(Stored data entries)
═══
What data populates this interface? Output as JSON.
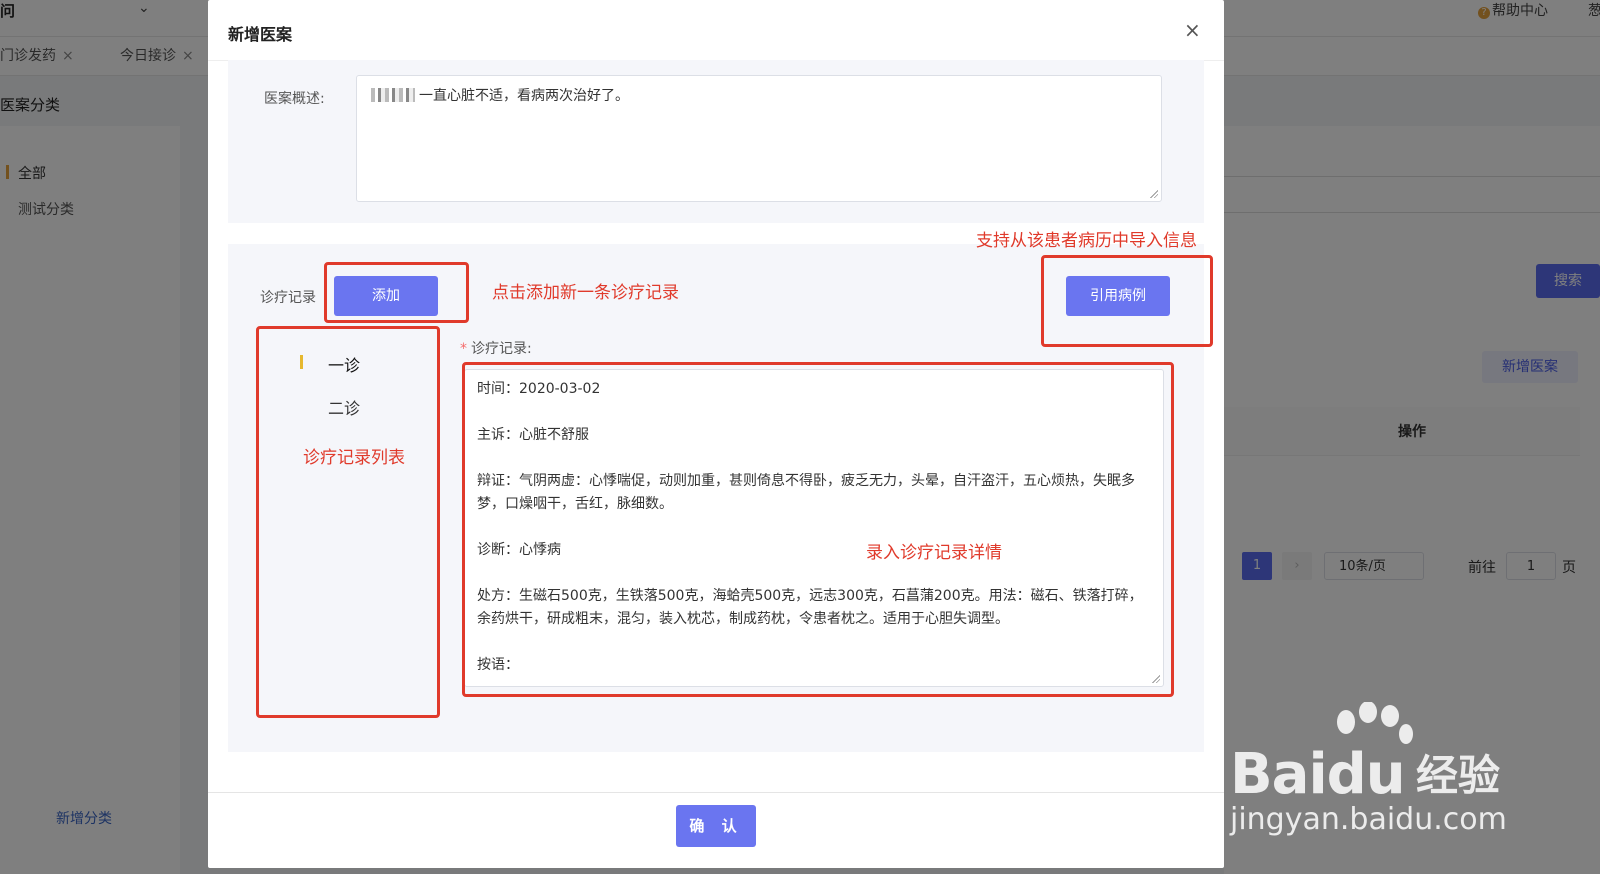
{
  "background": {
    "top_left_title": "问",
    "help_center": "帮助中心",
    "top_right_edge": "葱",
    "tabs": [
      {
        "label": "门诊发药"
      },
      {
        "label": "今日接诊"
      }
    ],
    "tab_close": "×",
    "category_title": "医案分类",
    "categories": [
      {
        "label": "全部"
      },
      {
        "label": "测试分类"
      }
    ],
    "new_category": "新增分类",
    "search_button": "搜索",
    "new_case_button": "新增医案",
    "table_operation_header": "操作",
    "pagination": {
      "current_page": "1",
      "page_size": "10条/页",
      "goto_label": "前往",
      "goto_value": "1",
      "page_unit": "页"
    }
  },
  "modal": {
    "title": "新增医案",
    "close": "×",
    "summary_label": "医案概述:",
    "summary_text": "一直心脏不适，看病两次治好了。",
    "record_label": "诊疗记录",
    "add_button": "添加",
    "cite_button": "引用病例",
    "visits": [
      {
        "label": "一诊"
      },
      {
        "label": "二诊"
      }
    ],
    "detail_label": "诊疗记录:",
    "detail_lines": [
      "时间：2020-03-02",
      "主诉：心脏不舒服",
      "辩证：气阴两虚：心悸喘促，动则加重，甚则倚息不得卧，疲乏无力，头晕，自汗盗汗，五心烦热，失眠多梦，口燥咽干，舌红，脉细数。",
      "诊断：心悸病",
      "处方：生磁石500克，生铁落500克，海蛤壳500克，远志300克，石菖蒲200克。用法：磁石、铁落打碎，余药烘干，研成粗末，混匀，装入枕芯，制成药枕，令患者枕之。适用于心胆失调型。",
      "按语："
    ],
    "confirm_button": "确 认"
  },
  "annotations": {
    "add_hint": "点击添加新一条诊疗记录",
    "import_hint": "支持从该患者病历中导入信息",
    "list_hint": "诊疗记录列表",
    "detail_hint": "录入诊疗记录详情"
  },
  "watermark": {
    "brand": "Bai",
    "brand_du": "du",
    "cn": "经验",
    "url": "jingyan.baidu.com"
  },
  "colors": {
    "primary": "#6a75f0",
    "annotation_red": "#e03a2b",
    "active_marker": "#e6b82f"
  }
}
═══
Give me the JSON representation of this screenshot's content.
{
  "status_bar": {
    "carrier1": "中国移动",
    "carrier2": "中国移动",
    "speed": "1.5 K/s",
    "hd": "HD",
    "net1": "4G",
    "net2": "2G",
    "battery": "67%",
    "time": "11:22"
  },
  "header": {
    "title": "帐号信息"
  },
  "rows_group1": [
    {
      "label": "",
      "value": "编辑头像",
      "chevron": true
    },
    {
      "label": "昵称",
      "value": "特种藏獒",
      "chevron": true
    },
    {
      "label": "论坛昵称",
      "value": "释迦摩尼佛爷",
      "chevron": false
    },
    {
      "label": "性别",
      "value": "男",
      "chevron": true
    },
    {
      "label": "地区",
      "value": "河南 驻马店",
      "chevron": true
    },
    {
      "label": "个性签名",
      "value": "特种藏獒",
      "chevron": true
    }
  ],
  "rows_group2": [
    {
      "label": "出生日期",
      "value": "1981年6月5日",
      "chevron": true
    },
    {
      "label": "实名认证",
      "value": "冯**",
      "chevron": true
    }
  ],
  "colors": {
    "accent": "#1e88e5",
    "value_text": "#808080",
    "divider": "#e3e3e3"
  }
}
═══
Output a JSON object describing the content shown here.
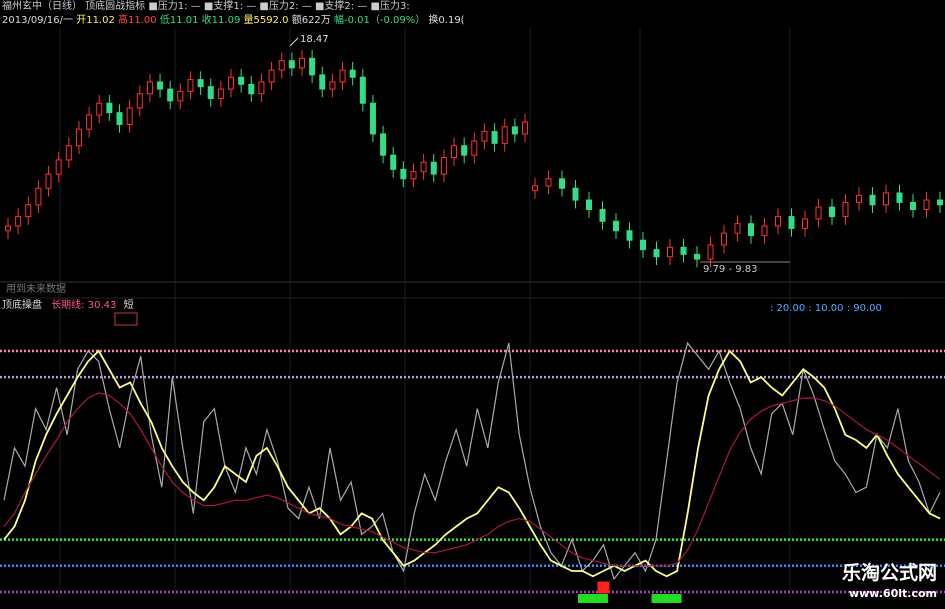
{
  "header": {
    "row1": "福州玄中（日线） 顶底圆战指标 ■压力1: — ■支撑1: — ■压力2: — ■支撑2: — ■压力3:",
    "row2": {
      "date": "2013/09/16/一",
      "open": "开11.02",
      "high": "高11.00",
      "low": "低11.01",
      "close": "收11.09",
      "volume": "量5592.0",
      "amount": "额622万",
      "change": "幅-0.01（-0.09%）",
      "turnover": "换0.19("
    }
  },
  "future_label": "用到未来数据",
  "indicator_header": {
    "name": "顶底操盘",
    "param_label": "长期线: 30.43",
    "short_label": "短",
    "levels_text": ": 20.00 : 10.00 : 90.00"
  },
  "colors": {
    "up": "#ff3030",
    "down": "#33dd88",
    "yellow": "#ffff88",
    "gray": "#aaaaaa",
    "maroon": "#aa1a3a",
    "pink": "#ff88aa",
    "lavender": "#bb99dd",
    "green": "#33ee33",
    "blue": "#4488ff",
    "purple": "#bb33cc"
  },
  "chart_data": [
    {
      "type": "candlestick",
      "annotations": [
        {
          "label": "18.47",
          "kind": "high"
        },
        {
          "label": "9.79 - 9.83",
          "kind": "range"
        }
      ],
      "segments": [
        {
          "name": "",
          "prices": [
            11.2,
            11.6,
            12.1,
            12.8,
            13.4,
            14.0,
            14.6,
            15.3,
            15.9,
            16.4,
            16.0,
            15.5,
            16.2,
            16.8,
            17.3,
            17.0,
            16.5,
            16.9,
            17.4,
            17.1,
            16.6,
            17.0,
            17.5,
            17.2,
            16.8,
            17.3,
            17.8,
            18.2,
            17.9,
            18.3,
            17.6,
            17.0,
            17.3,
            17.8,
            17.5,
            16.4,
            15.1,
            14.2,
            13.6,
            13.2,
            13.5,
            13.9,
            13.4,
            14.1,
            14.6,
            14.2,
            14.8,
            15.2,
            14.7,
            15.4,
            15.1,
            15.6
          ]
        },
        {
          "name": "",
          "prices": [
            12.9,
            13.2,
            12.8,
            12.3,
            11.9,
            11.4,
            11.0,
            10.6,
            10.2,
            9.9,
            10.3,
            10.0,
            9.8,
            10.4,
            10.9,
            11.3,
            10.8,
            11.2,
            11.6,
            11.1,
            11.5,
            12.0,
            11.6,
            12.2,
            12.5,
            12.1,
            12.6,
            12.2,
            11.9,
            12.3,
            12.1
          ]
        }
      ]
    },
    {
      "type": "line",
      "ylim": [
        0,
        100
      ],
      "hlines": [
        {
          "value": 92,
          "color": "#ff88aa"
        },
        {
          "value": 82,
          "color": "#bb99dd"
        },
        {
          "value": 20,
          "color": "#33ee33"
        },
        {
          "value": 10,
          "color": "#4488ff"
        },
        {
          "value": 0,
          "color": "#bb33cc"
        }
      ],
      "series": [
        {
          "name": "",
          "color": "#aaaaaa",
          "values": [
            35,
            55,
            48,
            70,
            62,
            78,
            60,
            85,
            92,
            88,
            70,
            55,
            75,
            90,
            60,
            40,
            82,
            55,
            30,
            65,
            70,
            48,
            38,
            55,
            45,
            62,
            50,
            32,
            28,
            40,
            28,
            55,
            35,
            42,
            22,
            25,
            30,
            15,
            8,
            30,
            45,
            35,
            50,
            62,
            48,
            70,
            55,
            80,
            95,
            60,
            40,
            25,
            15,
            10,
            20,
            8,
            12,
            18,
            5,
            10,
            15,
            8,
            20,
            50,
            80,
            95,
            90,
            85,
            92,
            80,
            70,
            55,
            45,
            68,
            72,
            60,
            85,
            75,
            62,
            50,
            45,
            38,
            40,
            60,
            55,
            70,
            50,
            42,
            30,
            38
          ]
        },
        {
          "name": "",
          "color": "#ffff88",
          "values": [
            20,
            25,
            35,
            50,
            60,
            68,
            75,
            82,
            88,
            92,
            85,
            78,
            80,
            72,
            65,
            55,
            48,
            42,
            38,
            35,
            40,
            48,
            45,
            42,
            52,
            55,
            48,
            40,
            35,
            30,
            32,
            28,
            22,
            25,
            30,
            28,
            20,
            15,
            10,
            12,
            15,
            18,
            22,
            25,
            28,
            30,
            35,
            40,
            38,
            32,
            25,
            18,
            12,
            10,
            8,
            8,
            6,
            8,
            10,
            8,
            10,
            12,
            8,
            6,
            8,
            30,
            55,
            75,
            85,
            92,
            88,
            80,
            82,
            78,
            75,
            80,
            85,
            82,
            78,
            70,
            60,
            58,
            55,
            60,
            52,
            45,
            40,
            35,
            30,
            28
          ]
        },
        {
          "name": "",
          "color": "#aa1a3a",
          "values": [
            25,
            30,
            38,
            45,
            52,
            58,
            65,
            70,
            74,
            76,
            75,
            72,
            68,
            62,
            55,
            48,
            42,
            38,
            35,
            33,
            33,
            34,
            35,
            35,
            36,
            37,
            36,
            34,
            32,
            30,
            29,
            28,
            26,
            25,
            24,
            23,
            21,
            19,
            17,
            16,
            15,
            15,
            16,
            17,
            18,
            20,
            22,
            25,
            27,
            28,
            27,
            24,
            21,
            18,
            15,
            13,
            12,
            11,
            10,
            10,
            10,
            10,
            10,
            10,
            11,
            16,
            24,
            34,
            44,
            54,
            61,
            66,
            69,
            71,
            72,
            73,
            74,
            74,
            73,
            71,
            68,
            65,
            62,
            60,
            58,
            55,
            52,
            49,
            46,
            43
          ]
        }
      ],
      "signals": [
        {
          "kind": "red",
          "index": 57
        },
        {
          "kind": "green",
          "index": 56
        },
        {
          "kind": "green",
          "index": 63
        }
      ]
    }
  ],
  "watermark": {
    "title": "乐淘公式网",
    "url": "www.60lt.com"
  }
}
═══
Stated problem:
Go through the lines above. Select every one that has the string "content".

Problem solution:
Give me the JSON representation of this screenshot's content.
Output a JSON object describing the content shown here.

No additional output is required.